Your objective
Transcribe every entry word for word, but skip the images.

Exercise data
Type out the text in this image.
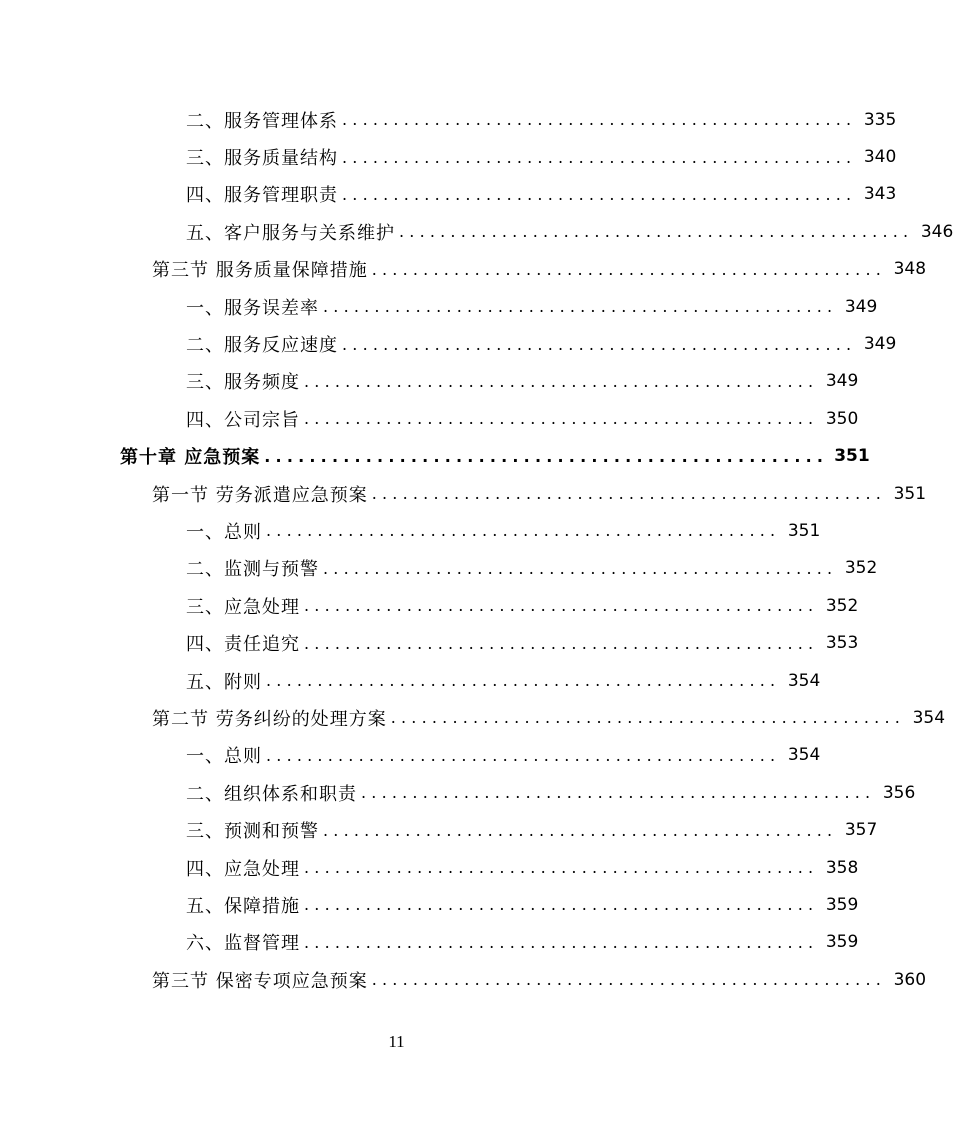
二、服务管理体系 .................................................. 335
三、服务质量结构 .................................................. 340
四、服务管理职责 .................................................. 343
五、客户服务与关系维护 .................................................. 346
第三节 服务质量保障措施 .................................................. 348
一、服务误差率 .................................................. 349
二、服务反应速度 .................................................. 349
三、服务频度 .................................................. 349
四、公司宗旨 .................................................. 350
第十章 应急预案 .................................................. 351
第一节 劳务派遣应急预案 .................................................. 351
一、总则 .................................................. 351
二、监测与预警 .................................................. 352
三、应急处理 .................................................. 352
四、责任追究 .................................................. 353
五、附则 .................................................. 354
第二节 劳务纠纷的处理方案 .................................................. 354
一、总则 .................................................. 354
二、组织体系和职责 .................................................. 356
三、预测和预警 .................................................. 357
四、应急处理 .................................................. 358
五、保障措施 .................................................. 359
六、监督管理 .................................................. 359
第三节 保密专项应急预案 .................................................. 360
11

Answer
Type out the text in this image.
二、服务管理体系 .................................................. 335
三、服务质量结构 .................................................. 340
四、服务管理职责 .................................................. 343
五、客户服务与关系维护 .................................................. 346
第三节 服务质量保障措施 .................................................. 348
一、服务误差率 .................................................. 349
二、服务反应速度 .................................................. 349
三、服务频度 .................................................. 349
四、公司宗旨 .................................................. 350
第十章 应急预案 .................................................. 351
第一节 劳务派遣应急预案 .................................................. 351
一、总则 .................................................. 351
二、监测与预警 .................................................. 352
三、应急处理 .................................................. 352
四、责任追究 .................................................. 353
五、附则 .................................................. 354
第二节 劳务纠纷的处理方案 .................................................. 354
一、总则 .................................................. 354
二、组织体系和职责 .................................................. 356
三、预测和预警 .................................................. 357
四、应急处理 .................................................. 358
五、保障措施 .................................................. 359
六、监督管理 .................................................. 359
第三节 保密专项应急预案 .................................................. 360
11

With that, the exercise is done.